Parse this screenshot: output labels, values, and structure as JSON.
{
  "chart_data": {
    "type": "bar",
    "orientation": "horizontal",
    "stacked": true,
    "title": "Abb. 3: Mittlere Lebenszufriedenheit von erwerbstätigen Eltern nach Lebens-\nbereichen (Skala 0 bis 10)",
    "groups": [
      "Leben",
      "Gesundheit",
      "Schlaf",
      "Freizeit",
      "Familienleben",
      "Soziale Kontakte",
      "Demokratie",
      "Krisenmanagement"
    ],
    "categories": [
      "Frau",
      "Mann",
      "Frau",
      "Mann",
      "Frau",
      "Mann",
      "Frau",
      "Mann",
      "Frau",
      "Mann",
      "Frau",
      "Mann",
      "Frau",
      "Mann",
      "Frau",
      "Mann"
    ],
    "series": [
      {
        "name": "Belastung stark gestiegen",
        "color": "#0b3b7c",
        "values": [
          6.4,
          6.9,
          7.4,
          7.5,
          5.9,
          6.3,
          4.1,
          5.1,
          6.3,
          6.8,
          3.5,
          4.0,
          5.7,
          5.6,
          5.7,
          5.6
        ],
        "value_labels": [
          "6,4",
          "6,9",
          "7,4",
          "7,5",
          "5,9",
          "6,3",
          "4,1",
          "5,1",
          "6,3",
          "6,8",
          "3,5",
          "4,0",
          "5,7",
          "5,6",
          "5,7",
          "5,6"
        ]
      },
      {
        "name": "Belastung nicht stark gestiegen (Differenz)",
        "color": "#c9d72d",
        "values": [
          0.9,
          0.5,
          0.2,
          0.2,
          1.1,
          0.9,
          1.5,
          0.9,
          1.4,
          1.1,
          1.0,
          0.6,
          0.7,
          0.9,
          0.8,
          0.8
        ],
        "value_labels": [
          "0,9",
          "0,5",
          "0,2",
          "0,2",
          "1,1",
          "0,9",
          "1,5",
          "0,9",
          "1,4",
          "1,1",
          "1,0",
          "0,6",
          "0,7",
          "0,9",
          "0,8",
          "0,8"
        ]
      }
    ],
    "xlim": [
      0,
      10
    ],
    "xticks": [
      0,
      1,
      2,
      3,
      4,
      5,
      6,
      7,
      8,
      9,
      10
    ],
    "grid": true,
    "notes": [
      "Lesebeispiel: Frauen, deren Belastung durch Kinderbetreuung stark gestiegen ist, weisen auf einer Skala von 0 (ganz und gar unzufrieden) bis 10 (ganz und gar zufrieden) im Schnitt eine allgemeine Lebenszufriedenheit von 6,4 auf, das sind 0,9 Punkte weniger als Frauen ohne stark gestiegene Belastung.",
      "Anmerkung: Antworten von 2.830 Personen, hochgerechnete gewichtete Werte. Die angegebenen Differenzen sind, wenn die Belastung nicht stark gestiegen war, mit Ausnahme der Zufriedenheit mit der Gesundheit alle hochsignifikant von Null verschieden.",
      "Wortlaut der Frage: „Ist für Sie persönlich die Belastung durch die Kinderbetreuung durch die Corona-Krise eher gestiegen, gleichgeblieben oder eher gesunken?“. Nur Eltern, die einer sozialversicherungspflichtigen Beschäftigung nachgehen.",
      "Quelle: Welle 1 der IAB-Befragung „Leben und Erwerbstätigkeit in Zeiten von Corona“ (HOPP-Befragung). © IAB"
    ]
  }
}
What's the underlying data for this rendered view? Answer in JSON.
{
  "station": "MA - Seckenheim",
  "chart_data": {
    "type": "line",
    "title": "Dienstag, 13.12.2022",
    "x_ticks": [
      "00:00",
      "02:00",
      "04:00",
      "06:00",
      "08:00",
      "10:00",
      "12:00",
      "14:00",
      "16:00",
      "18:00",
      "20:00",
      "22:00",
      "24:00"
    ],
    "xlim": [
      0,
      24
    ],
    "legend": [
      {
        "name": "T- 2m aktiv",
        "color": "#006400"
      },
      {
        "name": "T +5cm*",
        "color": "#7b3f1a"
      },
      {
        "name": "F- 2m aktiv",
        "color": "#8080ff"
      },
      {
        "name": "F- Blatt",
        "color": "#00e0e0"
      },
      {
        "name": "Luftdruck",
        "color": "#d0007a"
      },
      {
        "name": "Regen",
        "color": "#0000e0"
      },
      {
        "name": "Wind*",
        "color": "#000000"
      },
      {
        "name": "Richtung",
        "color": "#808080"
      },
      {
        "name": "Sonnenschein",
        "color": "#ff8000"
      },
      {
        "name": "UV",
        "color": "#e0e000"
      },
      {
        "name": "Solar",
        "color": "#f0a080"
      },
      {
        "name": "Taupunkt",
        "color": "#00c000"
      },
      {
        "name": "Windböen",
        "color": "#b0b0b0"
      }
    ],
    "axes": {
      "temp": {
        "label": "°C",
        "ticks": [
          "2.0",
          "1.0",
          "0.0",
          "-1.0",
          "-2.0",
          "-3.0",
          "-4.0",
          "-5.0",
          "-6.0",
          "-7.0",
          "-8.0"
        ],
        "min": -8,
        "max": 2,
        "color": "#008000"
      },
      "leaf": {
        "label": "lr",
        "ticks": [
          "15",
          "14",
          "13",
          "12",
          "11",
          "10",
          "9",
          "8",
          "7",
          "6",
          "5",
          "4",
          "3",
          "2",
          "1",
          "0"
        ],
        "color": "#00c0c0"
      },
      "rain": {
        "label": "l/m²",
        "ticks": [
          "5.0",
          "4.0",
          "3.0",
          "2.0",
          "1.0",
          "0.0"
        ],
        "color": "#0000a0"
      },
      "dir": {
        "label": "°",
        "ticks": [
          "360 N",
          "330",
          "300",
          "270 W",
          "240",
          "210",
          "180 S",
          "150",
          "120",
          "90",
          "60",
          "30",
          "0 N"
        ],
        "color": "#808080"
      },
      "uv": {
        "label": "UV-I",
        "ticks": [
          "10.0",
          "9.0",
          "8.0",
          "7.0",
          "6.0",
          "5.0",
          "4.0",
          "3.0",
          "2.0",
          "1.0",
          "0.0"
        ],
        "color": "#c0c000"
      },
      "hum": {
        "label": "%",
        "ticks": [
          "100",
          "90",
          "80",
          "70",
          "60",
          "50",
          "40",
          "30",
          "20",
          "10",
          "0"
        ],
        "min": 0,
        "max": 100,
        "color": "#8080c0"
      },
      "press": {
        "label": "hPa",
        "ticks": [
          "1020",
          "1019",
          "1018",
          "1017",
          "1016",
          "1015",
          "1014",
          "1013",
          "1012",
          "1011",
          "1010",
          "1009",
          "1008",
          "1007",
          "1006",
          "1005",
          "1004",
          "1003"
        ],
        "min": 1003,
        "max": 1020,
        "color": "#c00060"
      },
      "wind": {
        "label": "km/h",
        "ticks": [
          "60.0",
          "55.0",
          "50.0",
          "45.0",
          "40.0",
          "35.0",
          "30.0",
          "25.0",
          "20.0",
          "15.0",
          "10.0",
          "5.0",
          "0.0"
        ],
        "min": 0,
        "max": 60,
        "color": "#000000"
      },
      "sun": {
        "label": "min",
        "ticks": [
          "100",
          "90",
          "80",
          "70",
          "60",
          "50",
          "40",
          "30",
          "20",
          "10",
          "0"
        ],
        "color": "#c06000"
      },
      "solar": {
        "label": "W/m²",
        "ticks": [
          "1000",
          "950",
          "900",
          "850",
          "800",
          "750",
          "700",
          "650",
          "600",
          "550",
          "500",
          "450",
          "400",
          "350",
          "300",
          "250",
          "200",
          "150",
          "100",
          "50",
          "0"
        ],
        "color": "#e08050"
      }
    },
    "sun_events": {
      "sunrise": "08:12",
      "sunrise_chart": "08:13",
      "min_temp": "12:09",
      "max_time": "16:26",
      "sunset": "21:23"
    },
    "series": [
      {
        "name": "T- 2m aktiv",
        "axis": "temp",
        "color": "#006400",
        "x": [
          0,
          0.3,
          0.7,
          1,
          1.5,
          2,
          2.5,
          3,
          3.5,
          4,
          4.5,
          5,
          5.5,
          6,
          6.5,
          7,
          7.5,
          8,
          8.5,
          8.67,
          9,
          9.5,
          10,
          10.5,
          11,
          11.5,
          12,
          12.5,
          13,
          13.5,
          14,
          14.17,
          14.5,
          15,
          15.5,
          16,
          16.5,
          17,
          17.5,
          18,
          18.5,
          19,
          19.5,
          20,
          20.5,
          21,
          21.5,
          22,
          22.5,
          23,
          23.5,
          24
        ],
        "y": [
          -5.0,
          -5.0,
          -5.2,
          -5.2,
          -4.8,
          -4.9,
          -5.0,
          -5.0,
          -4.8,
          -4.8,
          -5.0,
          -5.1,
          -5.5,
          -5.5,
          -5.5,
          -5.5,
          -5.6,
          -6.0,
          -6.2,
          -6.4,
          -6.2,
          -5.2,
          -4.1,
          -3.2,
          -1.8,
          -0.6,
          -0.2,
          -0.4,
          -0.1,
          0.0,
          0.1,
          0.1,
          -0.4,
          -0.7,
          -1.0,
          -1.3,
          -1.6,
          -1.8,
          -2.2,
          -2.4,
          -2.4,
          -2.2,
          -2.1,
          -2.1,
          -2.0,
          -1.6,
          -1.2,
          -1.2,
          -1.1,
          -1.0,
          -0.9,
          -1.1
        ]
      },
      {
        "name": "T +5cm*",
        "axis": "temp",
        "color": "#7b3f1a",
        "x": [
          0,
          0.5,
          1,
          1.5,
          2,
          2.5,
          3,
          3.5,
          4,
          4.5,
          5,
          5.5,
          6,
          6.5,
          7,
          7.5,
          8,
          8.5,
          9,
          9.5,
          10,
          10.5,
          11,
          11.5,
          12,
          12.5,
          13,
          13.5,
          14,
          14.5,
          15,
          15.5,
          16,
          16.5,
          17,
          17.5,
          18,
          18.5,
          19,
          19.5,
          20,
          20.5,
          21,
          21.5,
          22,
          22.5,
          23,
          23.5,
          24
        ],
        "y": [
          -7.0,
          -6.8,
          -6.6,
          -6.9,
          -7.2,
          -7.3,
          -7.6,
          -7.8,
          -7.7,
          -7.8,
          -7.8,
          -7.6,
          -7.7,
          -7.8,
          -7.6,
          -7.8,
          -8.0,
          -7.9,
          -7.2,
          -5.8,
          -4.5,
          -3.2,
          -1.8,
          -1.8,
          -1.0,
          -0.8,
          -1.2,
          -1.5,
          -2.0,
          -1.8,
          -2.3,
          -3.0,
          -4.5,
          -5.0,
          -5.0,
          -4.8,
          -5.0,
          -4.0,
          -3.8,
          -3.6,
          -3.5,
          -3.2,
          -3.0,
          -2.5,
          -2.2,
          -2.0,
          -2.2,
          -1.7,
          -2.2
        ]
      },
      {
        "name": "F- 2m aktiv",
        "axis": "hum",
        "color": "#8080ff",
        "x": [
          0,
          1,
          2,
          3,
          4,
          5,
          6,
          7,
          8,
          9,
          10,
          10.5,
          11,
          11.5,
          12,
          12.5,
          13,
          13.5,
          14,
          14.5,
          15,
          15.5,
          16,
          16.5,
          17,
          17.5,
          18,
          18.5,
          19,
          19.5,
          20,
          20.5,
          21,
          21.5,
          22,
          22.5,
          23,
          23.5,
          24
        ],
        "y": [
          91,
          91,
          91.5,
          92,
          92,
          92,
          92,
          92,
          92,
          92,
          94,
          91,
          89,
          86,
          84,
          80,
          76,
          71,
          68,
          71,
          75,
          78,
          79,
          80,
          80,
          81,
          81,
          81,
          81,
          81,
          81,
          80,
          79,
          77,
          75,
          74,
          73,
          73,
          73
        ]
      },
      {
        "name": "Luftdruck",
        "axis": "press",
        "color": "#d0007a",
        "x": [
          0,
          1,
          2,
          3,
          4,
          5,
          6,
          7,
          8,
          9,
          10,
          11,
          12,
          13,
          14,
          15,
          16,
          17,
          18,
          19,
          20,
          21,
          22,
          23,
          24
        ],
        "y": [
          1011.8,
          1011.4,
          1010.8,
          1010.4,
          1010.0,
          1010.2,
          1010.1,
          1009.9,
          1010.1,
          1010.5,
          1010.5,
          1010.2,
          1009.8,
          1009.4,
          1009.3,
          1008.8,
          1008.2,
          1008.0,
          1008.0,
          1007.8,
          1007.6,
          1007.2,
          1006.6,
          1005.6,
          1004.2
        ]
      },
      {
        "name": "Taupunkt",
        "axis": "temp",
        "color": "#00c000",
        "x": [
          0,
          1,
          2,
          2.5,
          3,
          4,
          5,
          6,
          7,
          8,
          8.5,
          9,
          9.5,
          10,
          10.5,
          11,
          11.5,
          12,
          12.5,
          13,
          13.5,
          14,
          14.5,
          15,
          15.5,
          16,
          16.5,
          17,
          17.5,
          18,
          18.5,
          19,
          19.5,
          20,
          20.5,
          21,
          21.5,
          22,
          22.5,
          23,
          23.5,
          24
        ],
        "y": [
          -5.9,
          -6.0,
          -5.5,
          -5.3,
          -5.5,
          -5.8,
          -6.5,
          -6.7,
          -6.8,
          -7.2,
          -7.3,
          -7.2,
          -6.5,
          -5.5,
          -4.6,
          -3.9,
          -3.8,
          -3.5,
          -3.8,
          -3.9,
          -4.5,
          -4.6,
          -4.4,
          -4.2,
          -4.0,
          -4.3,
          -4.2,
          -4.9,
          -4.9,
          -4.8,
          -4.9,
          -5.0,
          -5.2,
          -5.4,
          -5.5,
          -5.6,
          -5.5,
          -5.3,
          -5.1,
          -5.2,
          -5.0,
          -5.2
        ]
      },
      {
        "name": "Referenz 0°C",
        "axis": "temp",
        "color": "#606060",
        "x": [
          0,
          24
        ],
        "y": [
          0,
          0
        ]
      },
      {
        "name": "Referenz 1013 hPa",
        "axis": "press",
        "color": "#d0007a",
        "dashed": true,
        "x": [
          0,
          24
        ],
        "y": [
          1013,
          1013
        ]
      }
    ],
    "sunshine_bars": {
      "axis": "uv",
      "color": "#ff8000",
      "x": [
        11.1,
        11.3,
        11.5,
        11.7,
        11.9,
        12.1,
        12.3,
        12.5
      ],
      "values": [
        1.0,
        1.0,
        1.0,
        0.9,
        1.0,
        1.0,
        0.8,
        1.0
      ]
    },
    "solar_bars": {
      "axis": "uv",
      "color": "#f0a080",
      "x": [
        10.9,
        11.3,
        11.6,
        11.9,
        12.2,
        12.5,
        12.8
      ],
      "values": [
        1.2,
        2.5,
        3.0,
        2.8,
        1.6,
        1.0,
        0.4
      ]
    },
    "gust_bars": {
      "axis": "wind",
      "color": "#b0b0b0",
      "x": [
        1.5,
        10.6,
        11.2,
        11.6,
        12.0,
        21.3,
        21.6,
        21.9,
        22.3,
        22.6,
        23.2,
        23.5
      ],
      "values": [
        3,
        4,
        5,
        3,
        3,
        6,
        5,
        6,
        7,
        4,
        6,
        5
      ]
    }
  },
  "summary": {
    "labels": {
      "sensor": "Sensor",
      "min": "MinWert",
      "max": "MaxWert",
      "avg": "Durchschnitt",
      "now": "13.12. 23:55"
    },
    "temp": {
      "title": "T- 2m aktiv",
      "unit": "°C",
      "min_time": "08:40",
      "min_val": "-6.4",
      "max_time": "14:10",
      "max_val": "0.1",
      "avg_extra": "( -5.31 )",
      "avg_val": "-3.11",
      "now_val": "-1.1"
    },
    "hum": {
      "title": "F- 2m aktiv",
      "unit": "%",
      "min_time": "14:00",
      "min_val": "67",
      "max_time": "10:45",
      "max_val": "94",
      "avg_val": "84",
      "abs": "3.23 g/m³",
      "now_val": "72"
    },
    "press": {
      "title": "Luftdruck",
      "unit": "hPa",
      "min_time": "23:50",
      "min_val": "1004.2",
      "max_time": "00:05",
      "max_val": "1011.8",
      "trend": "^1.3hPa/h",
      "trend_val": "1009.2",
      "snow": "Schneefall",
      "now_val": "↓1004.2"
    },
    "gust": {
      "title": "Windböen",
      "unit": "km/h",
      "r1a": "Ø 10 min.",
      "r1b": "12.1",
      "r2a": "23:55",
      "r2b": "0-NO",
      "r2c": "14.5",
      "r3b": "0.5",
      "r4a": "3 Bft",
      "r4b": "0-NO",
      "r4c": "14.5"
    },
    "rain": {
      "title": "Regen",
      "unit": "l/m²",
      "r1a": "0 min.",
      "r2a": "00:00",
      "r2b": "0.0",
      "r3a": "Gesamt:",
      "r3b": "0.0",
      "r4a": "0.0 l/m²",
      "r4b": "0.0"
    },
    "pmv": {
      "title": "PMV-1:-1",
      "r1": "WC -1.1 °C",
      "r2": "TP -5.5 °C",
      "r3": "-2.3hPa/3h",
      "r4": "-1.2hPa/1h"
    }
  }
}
■ ■ ■ ■
_Stated goal:_
Of the lines in the entries, how many include the word "nicht"? State only the number.

_Expected output:_
2